- Given instruction -
Leave out the pictures and transcribe the rest of the records exactly.
** START OF Record excerpts **
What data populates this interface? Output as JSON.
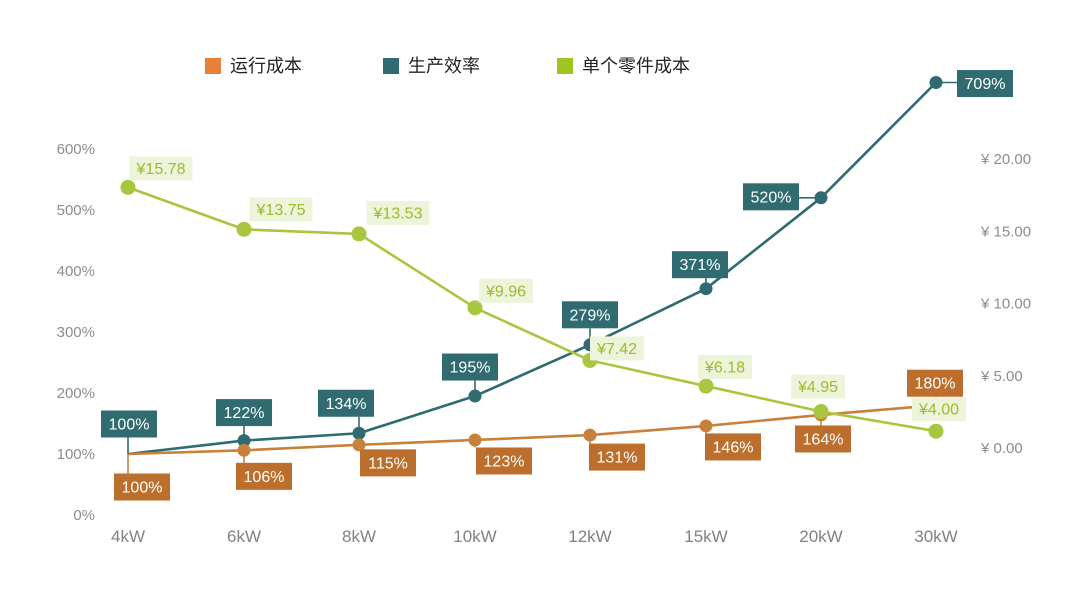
{
  "chart_data": {
    "type": "line",
    "title": "",
    "categories": [
      "4kW",
      "6kW",
      "8kW",
      "10kW",
      "12kW",
      "15kW",
      "20kW",
      "30kW"
    ],
    "series": [
      {
        "key": "operating-cost",
        "name": "运行成本",
        "axis": "left",
        "line_color": "#C8813C",
        "label_bg": "#BC6F2D",
        "label_text_color": "#FFFFFF",
        "legend_color": "#E8803A",
        "values": [
          100,
          106,
          115,
          123,
          131,
          146,
          164,
          180
        ],
        "labels": [
          "100%",
          "106%",
          "115%",
          "123%",
          "131%",
          "146%",
          "164%",
          "180%"
        ]
      },
      {
        "key": "production-efficiency",
        "name": "生产效率",
        "axis": "left",
        "line_color": "#2F6B70",
        "label_bg": "#2F6B70",
        "label_text_color": "#FFFFFF",
        "legend_color": "#2F6B70",
        "values": [
          100,
          122,
          134,
          195,
          279,
          371,
          520,
          709
        ],
        "labels": [
          "100%",
          "122%",
          "134%",
          "195%",
          "279%",
          "371%",
          "520%",
          "709%"
        ]
      },
      {
        "key": "unit-part-cost",
        "name": "单个零件成本",
        "axis": "right",
        "line_color": "#A8C63F",
        "label_bg": "#EEF4D9",
        "label_text_color": "#9CBB2E",
        "legend_color": "#9FC522",
        "values": [
          15.78,
          13.75,
          13.53,
          9.96,
          7.42,
          6.18,
          4.95,
          4.0
        ],
        "labels": [
          "¥15.78",
          "¥13.75",
          "¥13.53",
          "¥9.96",
          "¥7.42",
          "¥6.18",
          "¥4.95",
          "¥4.00"
        ]
      }
    ],
    "left_axis": {
      "tick_values": [
        0,
        100,
        200,
        300,
        400,
        500,
        600
      ],
      "tick_labels": [
        "0%",
        "100%",
        "200%",
        "300%",
        "400%",
        "500%",
        "600%"
      ],
      "range": [
        0,
        600
      ]
    },
    "right_axis": {
      "tick_values": [
        0,
        5,
        10,
        15,
        20
      ],
      "tick_labels": [
        "¥ 0.00",
        "¥ 5.00",
        "¥ 10.00",
        "¥ 15.00",
        "¥ 20.00"
      ],
      "range": [
        0,
        20
      ]
    },
    "legend": [
      "运行成本",
      "生产效率",
      "单个零件成本"
    ],
    "grid": "off",
    "legend_position": "top",
    "background": "#FFFFFF"
  }
}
** END OF Record excerpts **
- Exercise response -
What data populates this interface? Output as JSON.
{
  "chart_data": {
    "type": "line",
    "title": "",
    "categories": [
      "4kW",
      "6kW",
      "8kW",
      "10kW",
      "12kW",
      "15kW",
      "20kW",
      "30kW"
    ],
    "series": [
      {
        "key": "operating-cost",
        "name": "运行成本",
        "axis": "left",
        "line_color": "#C8813C",
        "label_bg": "#BC6F2D",
        "label_text_color": "#FFFFFF",
        "legend_color": "#E8803A",
        "values": [
          100,
          106,
          115,
          123,
          131,
          146,
          164,
          180
        ],
        "labels": [
          "100%",
          "106%",
          "115%",
          "123%",
          "131%",
          "146%",
          "164%",
          "180%"
        ]
      },
      {
        "key": "production-efficiency",
        "name": "生产效率",
        "axis": "left",
        "line_color": "#2F6B70",
        "label_bg": "#2F6B70",
        "label_text_color": "#FFFFFF",
        "legend_color": "#2F6B70",
        "values": [
          100,
          122,
          134,
          195,
          279,
          371,
          520,
          709
        ],
        "labels": [
          "100%",
          "122%",
          "134%",
          "195%",
          "279%",
          "371%",
          "520%",
          "709%"
        ]
      },
      {
        "key": "unit-part-cost",
        "name": "单个零件成本",
        "axis": "right",
        "line_color": "#A8C63F",
        "label_bg": "#EEF4D9",
        "label_text_color": "#9CBB2E",
        "legend_color": "#9FC522",
        "values": [
          15.78,
          13.75,
          13.53,
          9.96,
          7.42,
          6.18,
          4.95,
          4.0
        ],
        "labels": [
          "¥15.78",
          "¥13.75",
          "¥13.53",
          "¥9.96",
          "¥7.42",
          "¥6.18",
          "¥4.95",
          "¥4.00"
        ]
      }
    ],
    "left_axis": {
      "tick_values": [
        0,
        100,
        200,
        300,
        400,
        500,
        600
      ],
      "tick_labels": [
        "0%",
        "100%",
        "200%",
        "300%",
        "400%",
        "500%",
        "600%"
      ],
      "range": [
        0,
        600
      ]
    },
    "right_axis": {
      "tick_values": [
        0,
        5,
        10,
        15,
        20
      ],
      "tick_labels": [
        "¥ 0.00",
        "¥ 5.00",
        "¥ 10.00",
        "¥ 15.00",
        "¥ 20.00"
      ],
      "range": [
        0,
        20
      ]
    },
    "legend": [
      "运行成本",
      "生产效率",
      "单个零件成本"
    ],
    "grid": "off",
    "legend_position": "top",
    "background": "#FFFFFF"
  }
}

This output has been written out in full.